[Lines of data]
>>>>
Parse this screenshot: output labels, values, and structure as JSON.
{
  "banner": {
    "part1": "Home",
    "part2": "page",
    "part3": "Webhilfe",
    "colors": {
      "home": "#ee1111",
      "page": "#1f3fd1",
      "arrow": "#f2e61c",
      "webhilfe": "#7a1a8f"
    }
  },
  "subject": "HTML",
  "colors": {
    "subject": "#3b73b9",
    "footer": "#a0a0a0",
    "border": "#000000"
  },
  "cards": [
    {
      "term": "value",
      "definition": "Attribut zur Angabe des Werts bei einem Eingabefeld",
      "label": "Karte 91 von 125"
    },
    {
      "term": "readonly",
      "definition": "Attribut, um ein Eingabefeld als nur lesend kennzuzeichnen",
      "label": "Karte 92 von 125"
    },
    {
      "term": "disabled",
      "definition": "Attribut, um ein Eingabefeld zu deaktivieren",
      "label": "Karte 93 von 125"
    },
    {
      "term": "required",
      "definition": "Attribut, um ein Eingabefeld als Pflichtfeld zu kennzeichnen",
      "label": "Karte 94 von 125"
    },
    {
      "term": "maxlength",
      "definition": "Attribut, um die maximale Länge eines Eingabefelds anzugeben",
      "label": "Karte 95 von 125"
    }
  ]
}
<<<<
Restate each record exactly as written.

Parse this screenshot: output labels, values, and structure as JSON.
{
  "banner": {
    "part1": "Home",
    "part2": "page",
    "part3": "Webhilfe",
    "colors": {
      "home": "#ee1111",
      "page": "#1f3fd1",
      "arrow": "#f2e61c",
      "webhilfe": "#7a1a8f"
    }
  },
  "subject": "HTML",
  "colors": {
    "subject": "#3b73b9",
    "footer": "#a0a0a0",
    "border": "#000000"
  },
  "cards": [
    {
      "term": "value",
      "definition": "Attribut zur Angabe des Werts bei einem Eingabefeld",
      "label": "Karte 91 von 125"
    },
    {
      "term": "readonly",
      "definition": "Attribut, um ein Eingabefeld als nur lesend kennzuzeichnen",
      "label": "Karte 92 von 125"
    },
    {
      "term": "disabled",
      "definition": "Attribut, um ein Eingabefeld zu deaktivieren",
      "label": "Karte 93 von 125"
    },
    {
      "term": "required",
      "definition": "Attribut, um ein Eingabefeld als Pflichtfeld zu kennzeichnen",
      "label": "Karte 94 von 125"
    },
    {
      "term": "maxlength",
      "definition": "Attribut, um die maximale Länge eines Eingabefelds anzugeben",
      "label": "Karte 95 von 125"
    }
  ]
}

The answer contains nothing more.